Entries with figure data
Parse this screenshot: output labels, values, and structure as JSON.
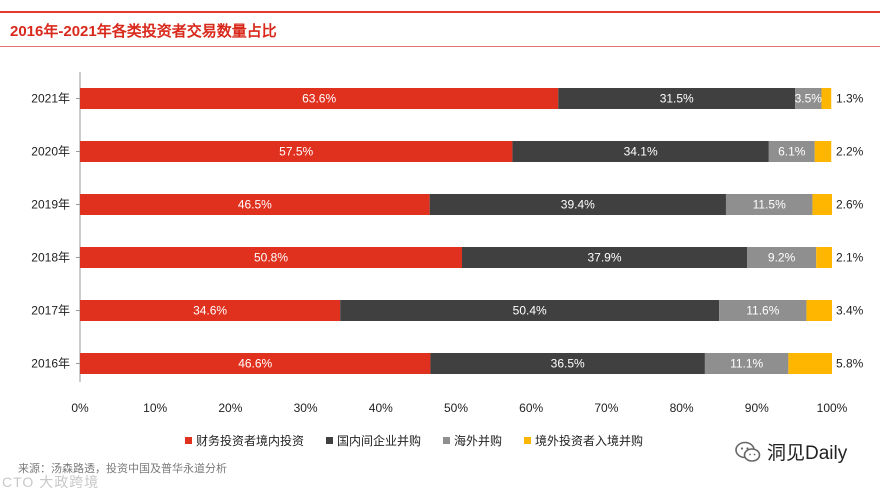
{
  "header": {
    "title": "2016年-2021年各类投资者交易数量占比"
  },
  "chart_data": {
    "type": "bar",
    "orientation": "horizontal",
    "stacked": true,
    "title": "2016年-2021年各类投资者交易数量占比",
    "categories": [
      "2021年",
      "2020年",
      "2019年",
      "2018年",
      "2017年",
      "2016年"
    ],
    "series": [
      {
        "name": "财务投资者境内投资",
        "color": "#e0301e",
        "label_color": "#ffffff",
        "values": [
          63.6,
          57.5,
          46.5,
          50.8,
          34.6,
          46.6
        ]
      },
      {
        "name": "国内间企业并购",
        "color": "#404040",
        "label_color": "#ffffff",
        "values": [
          31.5,
          34.1,
          39.4,
          37.9,
          50.4,
          36.5
        ]
      },
      {
        "name": "海外并购",
        "color": "#8f8f8f",
        "label_color": "#ffffff",
        "values": [
          3.5,
          6.1,
          11.5,
          9.2,
          11.6,
          11.1
        ]
      },
      {
        "name": "境外投资者入境并购",
        "color": "#ffb600",
        "label_color": "#222222",
        "values": [
          1.3,
          2.2,
          2.6,
          2.1,
          3.4,
          5.8
        ]
      }
    ],
    "xlim": [
      0,
      100
    ],
    "xticks": [
      "0%",
      "10%",
      "20%",
      "30%",
      "40%",
      "50%",
      "60%",
      "70%",
      "80%",
      "90%",
      "100%"
    ],
    "legend_position": "bottom",
    "grid": false
  },
  "source": {
    "text": "来源：汤森路透，投资中国及普华永道分析"
  },
  "watermark": {
    "left_text": "CTO 大政跨境",
    "brand": "洞见Daily"
  }
}
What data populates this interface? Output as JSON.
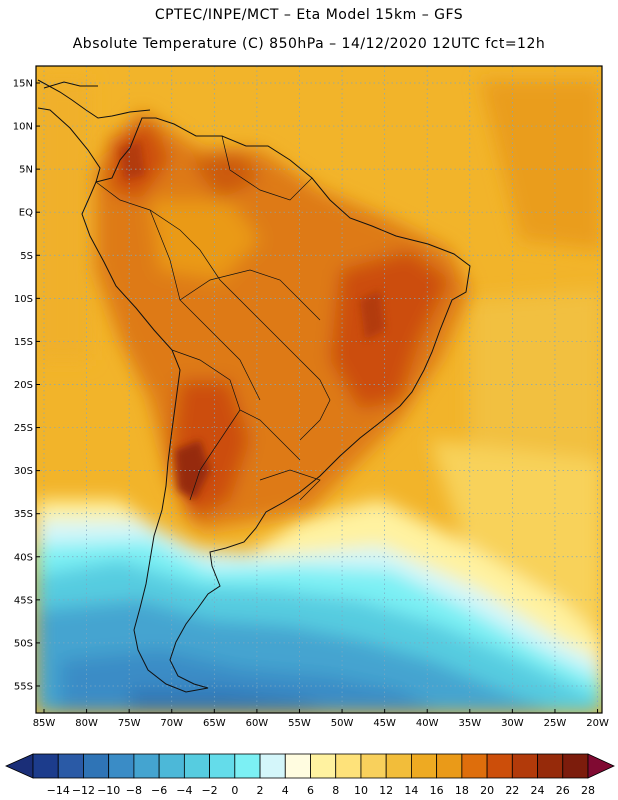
{
  "header": {
    "line1": "CPTEC/INPE/MCT –  Eta Model 15km – GFS",
    "line2": "Absolute Temperature (C) 850hPa – 14/12/2020 12UTC fct=12h"
  },
  "map": {
    "lat_labels": [
      "15N",
      "10N",
      "5N",
      "EQ",
      "5S",
      "10S",
      "15S",
      "20S",
      "25S",
      "30S",
      "35S",
      "40S",
      "45S",
      "50S",
      "55S"
    ],
    "lon_labels": [
      "85W",
      "80W",
      "75W",
      "70W",
      "65W",
      "60W",
      "55W",
      "50W",
      "45W",
      "40W",
      "35W",
      "30W",
      "25W",
      "20W"
    ]
  },
  "colorbar": {
    "labels": [
      "-14",
      "-12",
      "-10",
      "-8",
      "-6",
      "-4",
      "-2",
      "0",
      "2",
      "4",
      "6",
      "8",
      "10",
      "12",
      "14",
      "16",
      "18",
      "20",
      "22",
      "24",
      "26",
      "28"
    ],
    "colors": [
      "#1c3c8c",
      "#2a5aa6",
      "#2f74b6",
      "#3a8cc6",
      "#44a4d0",
      "#4cb8d8",
      "#56cce0",
      "#64dcea",
      "#7cf0f4",
      "#d4f6fa",
      "#fffce0",
      "#fff2a0",
      "#fee27a",
      "#f8d05c",
      "#f2bd3a",
      "#eeaa22",
      "#ea9a18",
      "#de6e0c",
      "#cc4e0a",
      "#b23a0a",
      "#962a0a",
      "#7c1c0c"
    ],
    "under_color": "#1a2e78",
    "over_color": "#800a32"
  }
}
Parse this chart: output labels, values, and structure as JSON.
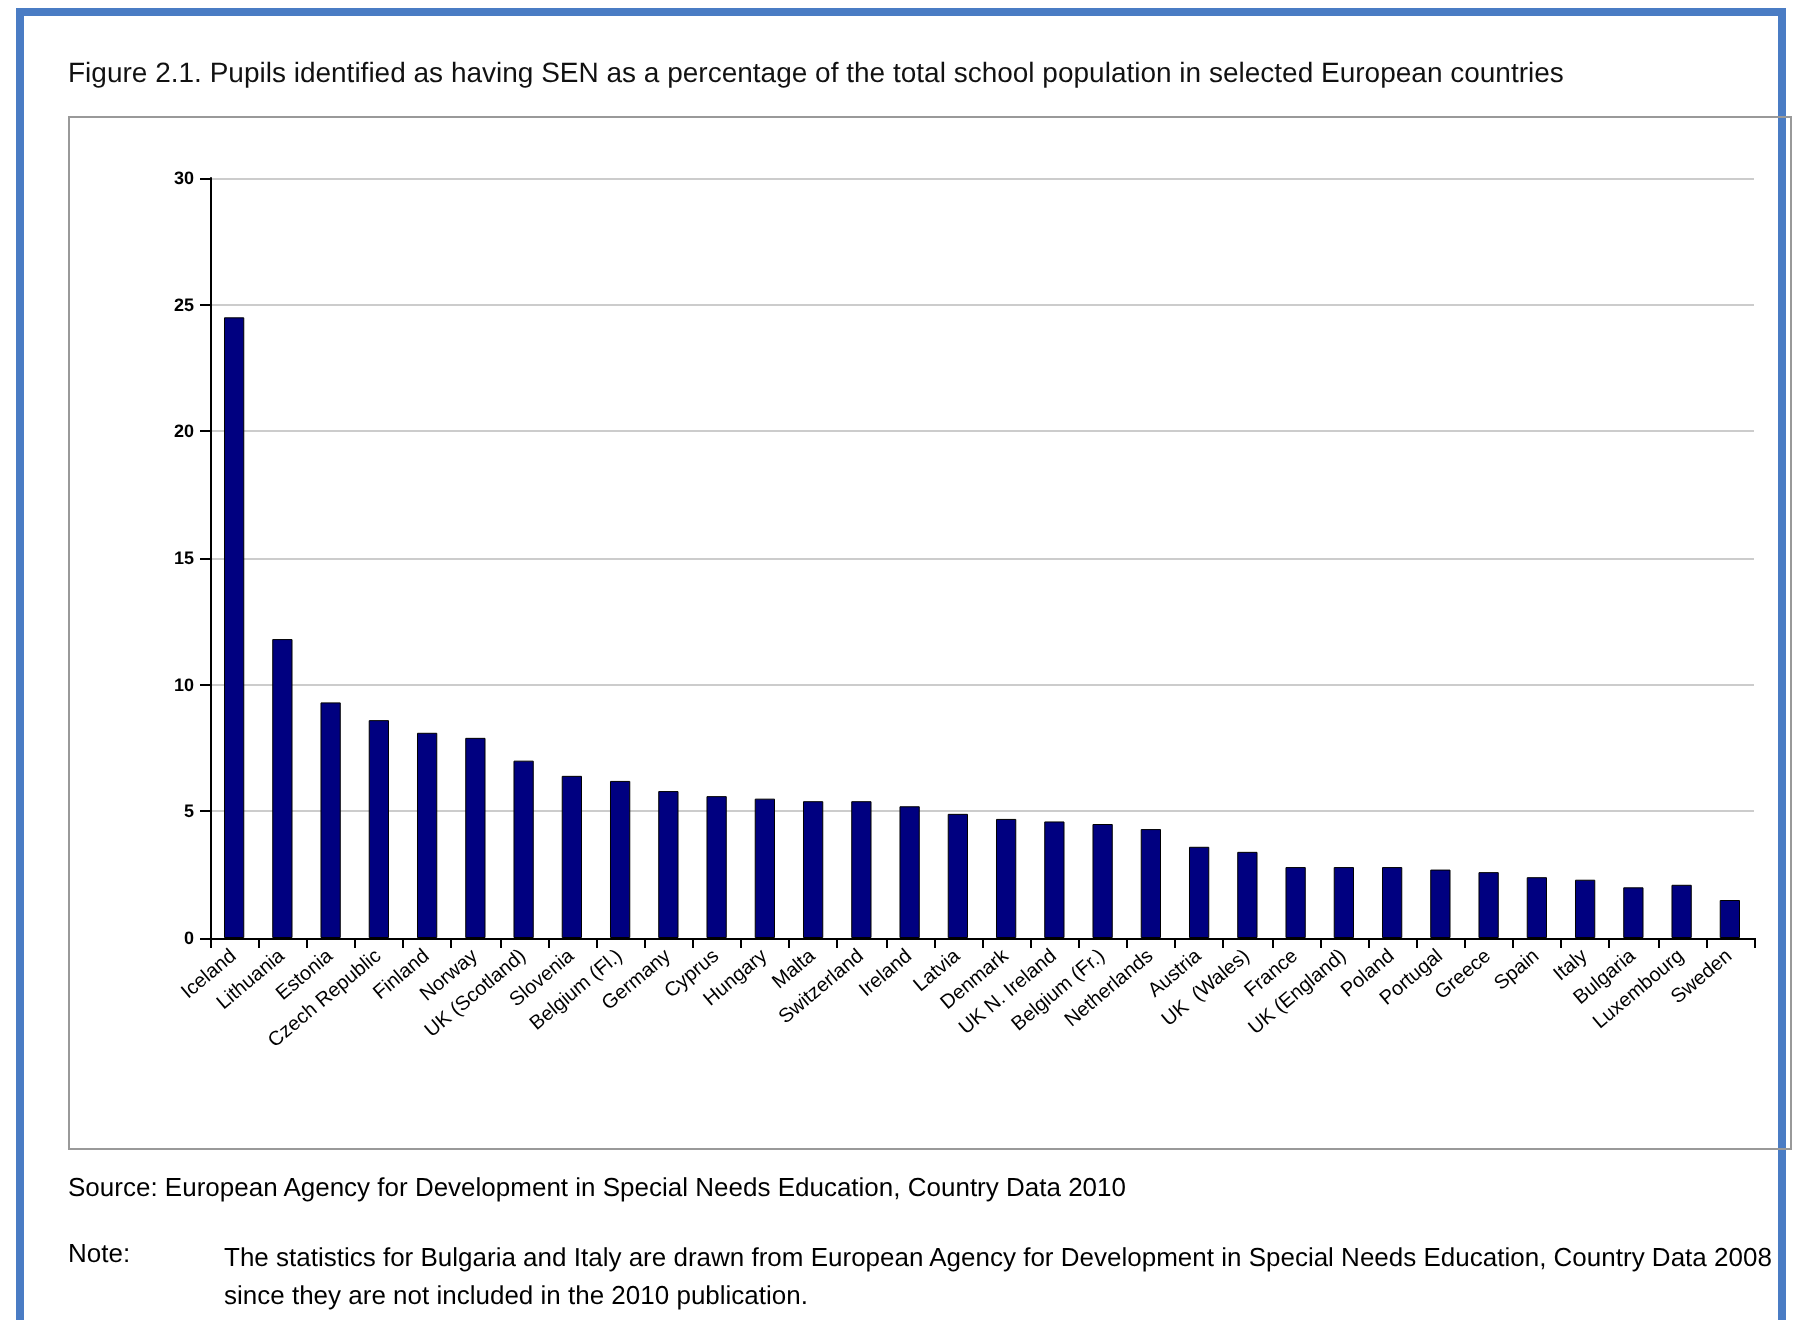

**Task brief**
Each record above should come back exactly the same, only without its pictures.

**Response to the exercise**
Parse this screenshot: output labels, values, and structure as JSON.
{
  "header": {
    "title": "2016年-2021年各类投资者交易数量占比"
  },
  "chart_data": {
    "type": "bar",
    "orientation": "horizontal",
    "stacked": true,
    "title": "2016年-2021年各类投资者交易数量占比",
    "categories": [
      "2021年",
      "2020年",
      "2019年",
      "2018年",
      "2017年",
      "2016年"
    ],
    "series": [
      {
        "name": "财务投资者境内投资",
        "color": "#e0301e",
        "label_color": "#ffffff",
        "values": [
          63.6,
          57.5,
          46.5,
          50.8,
          34.6,
          46.6
        ]
      },
      {
        "name": "国内间企业并购",
        "color": "#404040",
        "label_color": "#ffffff",
        "values": [
          31.5,
          34.1,
          39.4,
          37.9,
          50.4,
          36.5
        ]
      },
      {
        "name": "海外并购",
        "color": "#8f8f8f",
        "label_color": "#ffffff",
        "values": [
          3.5,
          6.1,
          11.5,
          9.2,
          11.6,
          11.1
        ]
      },
      {
        "name": "境外投资者入境并购",
        "color": "#ffb600",
        "label_color": "#222222",
        "values": [
          1.3,
          2.2,
          2.6,
          2.1,
          3.4,
          5.8
        ]
      }
    ],
    "xlim": [
      0,
      100
    ],
    "xticks": [
      "0%",
      "10%",
      "20%",
      "30%",
      "40%",
      "50%",
      "60%",
      "70%",
      "80%",
      "90%",
      "100%"
    ],
    "legend_position": "bottom",
    "grid": false
  },
  "source": {
    "text": "来源：汤森路透，投资中国及普华永道分析"
  },
  "watermark": {
    "left_text": "CTO 大政跨境",
    "brand": "洞见Daily"
  }
}
What data populates this interface? Output as JSON.
{
  "header": {
    "line1": "CPTEC/INPE/MCT –  Eta Model 15km – GFS",
    "line2": "Absolute Temperature (C) 850hPa – 14/12/2020 12UTC fct=12h"
  },
  "map": {
    "lat_labels": [
      "15N",
      "10N",
      "5N",
      "EQ",
      "5S",
      "10S",
      "15S",
      "20S",
      "25S",
      "30S",
      "35S",
      "40S",
      "45S",
      "50S",
      "55S"
    ],
    "lon_labels": [
      "85W",
      "80W",
      "75W",
      "70W",
      "65W",
      "60W",
      "55W",
      "50W",
      "45W",
      "40W",
      "35W",
      "30W",
      "25W",
      "20W"
    ]
  },
  "colorbar": {
    "labels": [
      "-14",
      "-12",
      "-10",
      "-8",
      "-6",
      "-4",
      "-2",
      "0",
      "2",
      "4",
      "6",
      "8",
      "10",
      "12",
      "14",
      "16",
      "18",
      "20",
      "22",
      "24",
      "26",
      "28"
    ],
    "colors": [
      "#1c3c8c",
      "#2a5aa6",
      "#2f74b6",
      "#3a8cc6",
      "#44a4d0",
      "#4cb8d8",
      "#56cce0",
      "#64dcea",
      "#7cf0f4",
      "#d4f6fa",
      "#fffce0",
      "#fff2a0",
      "#fee27a",
      "#f8d05c",
      "#f2bd3a",
      "#eeaa22",
      "#ea9a18",
      "#de6e0c",
      "#cc4e0a",
      "#b23a0a",
      "#962a0a",
      "#7c1c0c"
    ],
    "under_color": "#1a2e78",
    "over_color": "#800a32"
  }
}
Parse this chart: output labels, values, and structure as JSON.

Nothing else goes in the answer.